- **The exercise**: Copy the records below, swapping each "table-row" for "grid-row" and keeping everything else the same. Leave out the pictures.

- **Material supplied**:
──────
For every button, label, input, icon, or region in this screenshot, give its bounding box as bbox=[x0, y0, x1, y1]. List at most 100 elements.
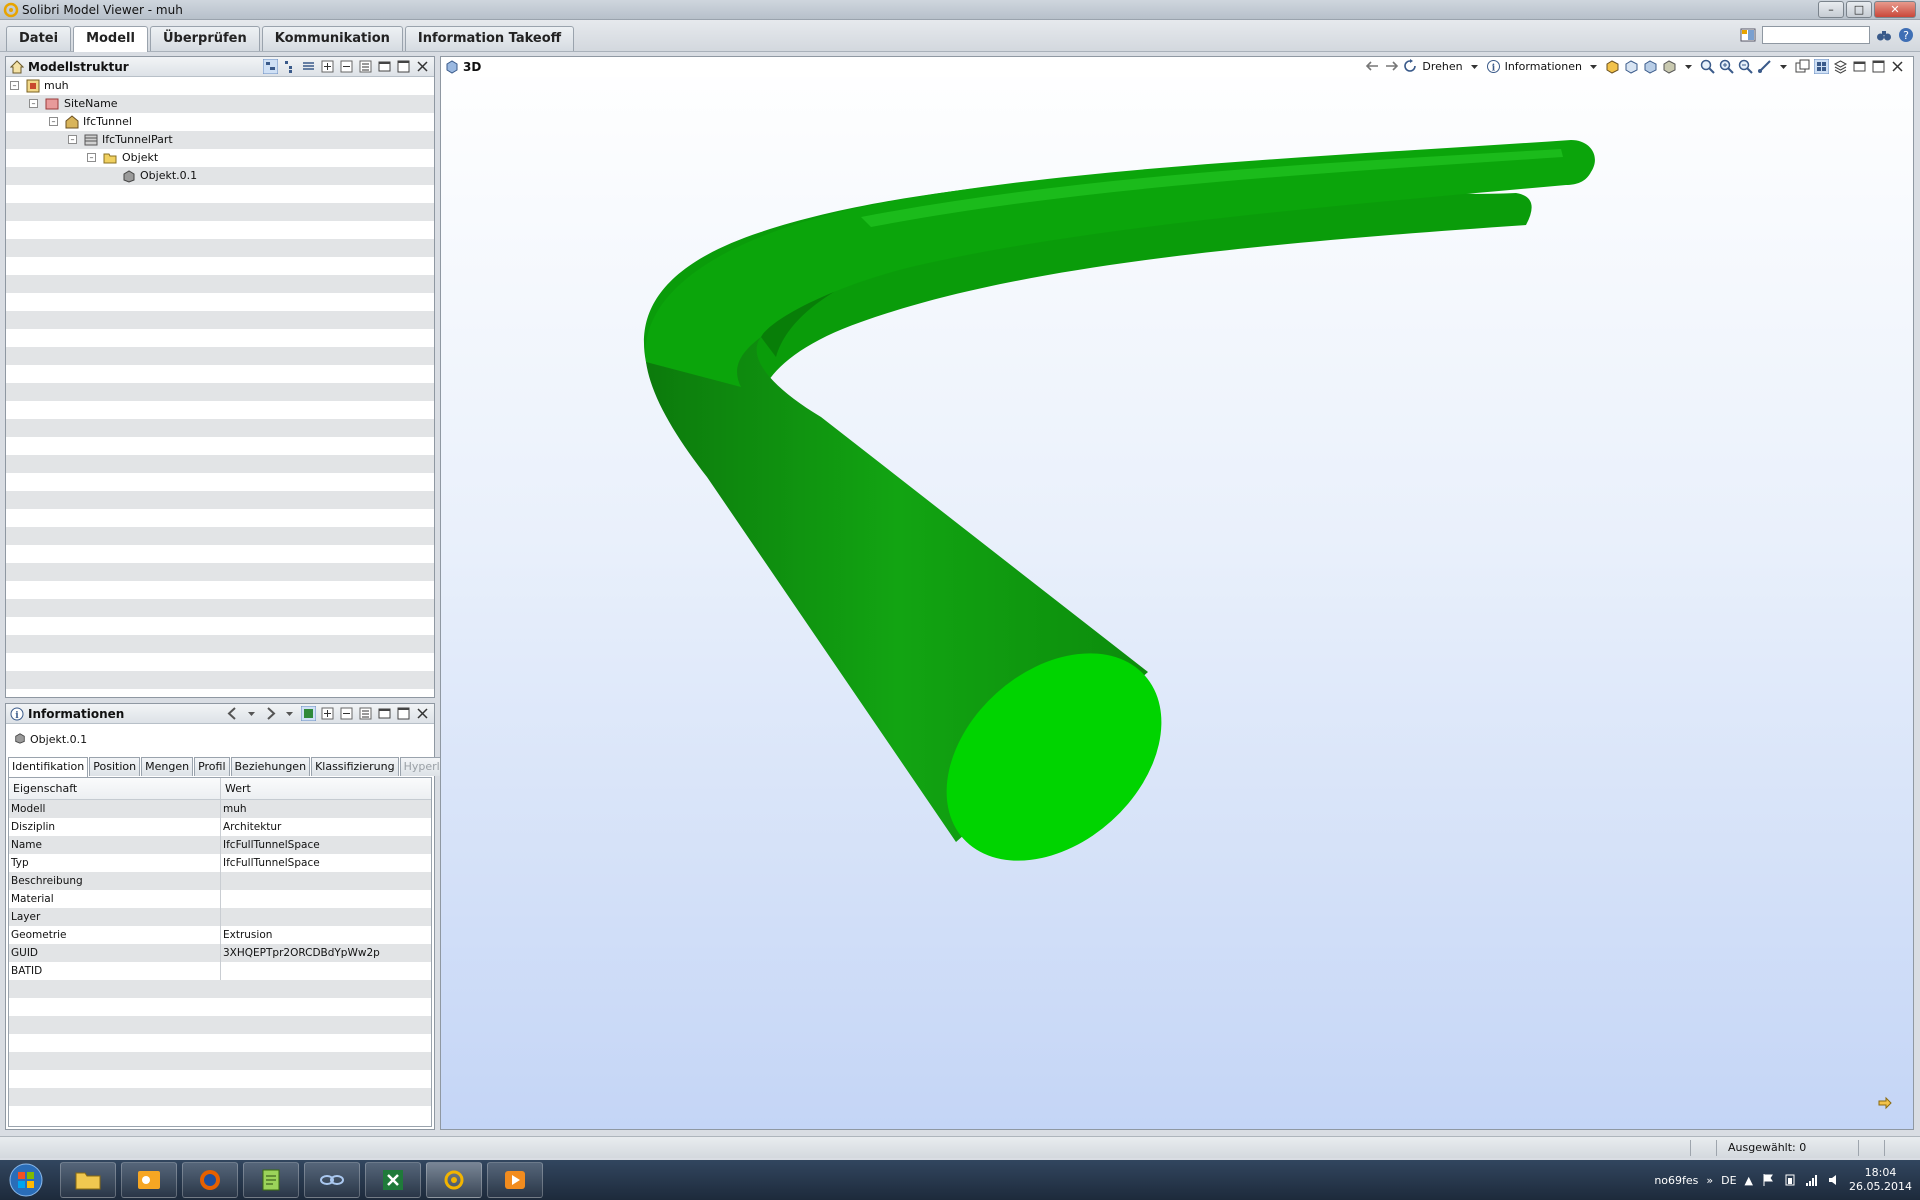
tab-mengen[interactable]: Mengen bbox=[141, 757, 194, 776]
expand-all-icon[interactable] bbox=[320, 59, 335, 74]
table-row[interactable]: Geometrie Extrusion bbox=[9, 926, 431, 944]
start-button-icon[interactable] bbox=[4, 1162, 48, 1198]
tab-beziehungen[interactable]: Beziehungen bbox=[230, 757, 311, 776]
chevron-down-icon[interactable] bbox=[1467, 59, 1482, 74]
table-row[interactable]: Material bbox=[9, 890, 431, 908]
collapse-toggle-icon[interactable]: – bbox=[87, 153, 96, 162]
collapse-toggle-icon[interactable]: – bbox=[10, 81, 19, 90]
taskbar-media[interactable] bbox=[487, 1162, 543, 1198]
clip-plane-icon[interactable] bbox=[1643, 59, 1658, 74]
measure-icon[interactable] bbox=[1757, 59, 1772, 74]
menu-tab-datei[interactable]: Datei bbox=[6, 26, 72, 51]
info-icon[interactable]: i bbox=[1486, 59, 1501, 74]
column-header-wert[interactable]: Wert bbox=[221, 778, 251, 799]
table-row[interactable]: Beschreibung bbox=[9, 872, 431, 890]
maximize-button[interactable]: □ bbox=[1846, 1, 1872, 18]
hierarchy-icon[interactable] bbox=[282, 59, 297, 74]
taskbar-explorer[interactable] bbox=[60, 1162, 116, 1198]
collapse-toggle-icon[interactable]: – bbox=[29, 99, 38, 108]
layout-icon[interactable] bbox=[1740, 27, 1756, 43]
──────
- **Task solution**:
For every button, label, input, icon, or region in this screenshot, give its bounding box as bbox=[x0, y0, x1, y1]. List at most 100 elements.
tab-mengen[interactable]: Mengen bbox=[141, 757, 194, 776]
expand-all-icon[interactable] bbox=[320, 59, 335, 74]
grid-row[interactable]: Geometrie Extrusion bbox=[9, 926, 431, 944]
start-button-icon[interactable] bbox=[4, 1162, 48, 1198]
tab-beziehungen[interactable]: Beziehungen bbox=[230, 757, 311, 776]
chevron-down-icon[interactable] bbox=[1467, 59, 1482, 74]
grid-row[interactable]: Material bbox=[9, 890, 431, 908]
collapse-toggle-icon[interactable]: – bbox=[87, 153, 96, 162]
collapse-toggle-icon[interactable]: – bbox=[10, 81, 19, 90]
taskbar-media[interactable] bbox=[487, 1162, 543, 1198]
clip-plane-icon[interactable] bbox=[1643, 59, 1658, 74]
measure-icon[interactable] bbox=[1757, 59, 1772, 74]
menu-tab-datei[interactable]: Datei bbox=[6, 26, 72, 51]
info-icon[interactable]: i bbox=[1486, 59, 1501, 74]
column-header-wert[interactable]: Wert bbox=[221, 778, 251, 799]
grid-row[interactable]: Beschreibung bbox=[9, 872, 431, 890]
maximize-button[interactable]: □ bbox=[1846, 1, 1872, 18]
hierarchy-icon[interactable] bbox=[282, 59, 297, 74]
taskbar-explorer[interactable] bbox=[60, 1162, 116, 1198]
collapse-toggle-icon[interactable]: – bbox=[29, 99, 38, 108]
layout-icon[interactable] bbox=[1740, 27, 1756, 43]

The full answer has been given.